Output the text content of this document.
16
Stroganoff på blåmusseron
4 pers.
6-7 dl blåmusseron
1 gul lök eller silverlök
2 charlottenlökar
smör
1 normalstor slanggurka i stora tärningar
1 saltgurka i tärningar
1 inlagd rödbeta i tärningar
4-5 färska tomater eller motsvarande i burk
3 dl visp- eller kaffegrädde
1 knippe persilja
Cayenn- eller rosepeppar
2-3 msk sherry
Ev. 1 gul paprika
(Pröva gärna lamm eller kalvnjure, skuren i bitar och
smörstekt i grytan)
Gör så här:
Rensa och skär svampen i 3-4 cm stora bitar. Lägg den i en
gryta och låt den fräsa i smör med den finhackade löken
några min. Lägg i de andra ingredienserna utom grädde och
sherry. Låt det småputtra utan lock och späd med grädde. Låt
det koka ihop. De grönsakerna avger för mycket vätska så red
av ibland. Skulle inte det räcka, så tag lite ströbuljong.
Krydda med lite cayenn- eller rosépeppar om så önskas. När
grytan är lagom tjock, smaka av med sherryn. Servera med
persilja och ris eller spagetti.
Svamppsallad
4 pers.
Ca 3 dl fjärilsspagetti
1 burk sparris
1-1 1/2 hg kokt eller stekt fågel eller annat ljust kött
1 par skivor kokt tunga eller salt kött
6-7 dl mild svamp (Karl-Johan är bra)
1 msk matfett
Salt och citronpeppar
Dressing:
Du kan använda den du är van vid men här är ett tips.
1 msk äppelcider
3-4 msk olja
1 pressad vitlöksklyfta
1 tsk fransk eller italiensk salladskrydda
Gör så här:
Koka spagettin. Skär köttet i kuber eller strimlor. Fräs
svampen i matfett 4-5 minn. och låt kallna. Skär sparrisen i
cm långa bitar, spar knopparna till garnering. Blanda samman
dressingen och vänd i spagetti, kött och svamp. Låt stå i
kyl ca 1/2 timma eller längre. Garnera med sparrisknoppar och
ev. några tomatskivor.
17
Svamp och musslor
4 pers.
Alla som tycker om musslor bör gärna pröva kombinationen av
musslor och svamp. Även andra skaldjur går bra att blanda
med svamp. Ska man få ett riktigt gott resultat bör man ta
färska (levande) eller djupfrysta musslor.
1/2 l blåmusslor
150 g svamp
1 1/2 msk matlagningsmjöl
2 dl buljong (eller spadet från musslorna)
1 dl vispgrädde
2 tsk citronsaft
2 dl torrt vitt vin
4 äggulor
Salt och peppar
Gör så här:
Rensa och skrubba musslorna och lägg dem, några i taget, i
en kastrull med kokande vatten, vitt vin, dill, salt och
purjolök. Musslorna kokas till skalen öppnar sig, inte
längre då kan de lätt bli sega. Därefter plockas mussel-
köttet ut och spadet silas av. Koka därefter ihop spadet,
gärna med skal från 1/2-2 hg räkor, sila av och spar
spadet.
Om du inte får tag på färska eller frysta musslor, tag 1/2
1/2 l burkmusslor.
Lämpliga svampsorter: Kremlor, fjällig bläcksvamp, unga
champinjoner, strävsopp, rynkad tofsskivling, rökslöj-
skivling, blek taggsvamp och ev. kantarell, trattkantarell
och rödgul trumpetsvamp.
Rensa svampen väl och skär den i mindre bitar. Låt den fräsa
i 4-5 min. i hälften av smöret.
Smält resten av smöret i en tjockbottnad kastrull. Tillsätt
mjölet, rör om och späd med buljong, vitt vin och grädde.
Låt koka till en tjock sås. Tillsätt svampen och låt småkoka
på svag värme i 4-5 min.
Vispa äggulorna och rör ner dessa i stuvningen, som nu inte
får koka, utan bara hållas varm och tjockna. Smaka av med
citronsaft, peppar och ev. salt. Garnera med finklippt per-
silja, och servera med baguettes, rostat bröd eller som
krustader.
......
What is required:
Print out the whole listing exactly as it appears.

Answer to the task:
Output the text content of this document.
16
Stroganoff på blåmusseron
4 pers.
6-7 dl blåmusseron
1 gul lök eller silverlök
2 charlottenlökar
smör
1 normalstor slanggurka i stora tärningar
1 saltgurka i tärningar
1 inlagd rödbeta i tärningar
4-5 färska tomater eller motsvarande i burk
3 dl visp- eller kaffegrädde
1 knippe persilja
Cayenn- eller rosepeppar
2-3 msk sherry
Ev. 1 gul paprika
(Pröva gärna lamm eller kalvnjure, skuren i bitar och
smörstekt i grytan)
Gör så här:
Rensa och skär svampen i 3-4 cm stora bitar. Lägg den i en
gryta och låt den fräsa i smör med den finhackade löken
några min. Lägg i de andra ingredienserna utom grädde och
sherry. Låt det småputtra utan lock och späd med grädde. Låt
det koka ihop. De grönsakerna avger för mycket vätska så red
av ibland. Skulle inte det räcka, så tag lite ströbuljong.
Krydda med lite cayenn- eller rosépeppar om så önskas. När
grytan är lagom tjock, smaka av med sherryn. Servera med
persilja och ris eller spagetti.
Svamppsallad
4 pers.
Ca 3 dl fjärilsspagetti
1 burk sparris
1-1 1/2 hg kokt eller stekt fågel eller annat ljust kött
1 par skivor kokt tunga eller salt kött
6-7 dl mild svamp (Karl-Johan är bra)
1 msk matfett
Salt och citronpeppar
Dressing:
Du kan använda den du är van vid men här är ett tips.
1 msk äppelcider
3-4 msk olja
1 pressad vitlöksklyfta
1 tsk fransk eller italiensk salladskrydda
Gör så här:
Koka spagettin. Skär köttet i kuber eller strimlor. Fräs
svampen i matfett 4-5 minn. och låt kallna. Skär sparrisen i
cm långa bitar, spar knopparna till garnering. Blanda samman
dressingen och vänd i spagetti, kött och svamp. Låt stå i
kyl ca 1/2 timma eller längre. Garnera med sparrisknoppar och
ev. några tomatskivor.
17
Svamp och musslor
4 pers.
Alla som tycker om musslor bör gärna pröva kombinationen av
musslor och svamp. Även andra skaldjur går bra att blanda
med svamp. Ska man få ett riktigt gott resultat bör man ta
färska (levande) eller djupfrysta musslor.
1/2 l blåmusslor
150 g svamp
1 1/2 msk matlagningsmjöl
2 dl buljong (eller spadet från musslorna)
1 dl vispgrädde
2 tsk citronsaft
2 dl torrt vitt vin
4 äggulor
Salt och peppar
Gör så här:
Rensa och skrubba musslorna och lägg dem, några i taget, i
en kastrull med kokande vatten, vitt vin, dill, salt och
purjolök. Musslorna kokas till skalen öppnar sig, inte
längre då kan de lätt bli sega. Därefter plockas mussel-
köttet ut och spadet silas av. Koka därefter ihop spadet,
gärna med skal från 1/2-2 hg räkor, sila av och spar
spadet.
Om du inte får tag på färska eller frysta musslor, tag 1/2
1/2 l burkmusslor.
Lämpliga svampsorter: Kremlor, fjällig bläcksvamp, unga
champinjoner, strävsopp, rynkad tofsskivling, rökslöj-
skivling, blek taggsvamp och ev. kantarell, trattkantarell
och rödgul trumpetsvamp.
Rensa svampen väl och skär den i mindre bitar. Låt den fräsa
i 4-5 min. i hälften av smöret.
Smält resten av smöret i en tjockbottnad kastrull. Tillsätt
mjölet, rör om och späd med buljong, vitt vin och grädde.
Låt koka till en tjock sås. Tillsätt svampen och låt småkoka
på svag värme i 4-5 min.
Vispa äggulorna och rör ner dessa i stuvningen, som nu inte
får koka, utan bara hållas varm och tjockna. Smaka av med
citronsaft, peppar och ev. salt. Garnera med finklippt per-
silja, och servera med baguettes, rostat bröd eller som
krustader.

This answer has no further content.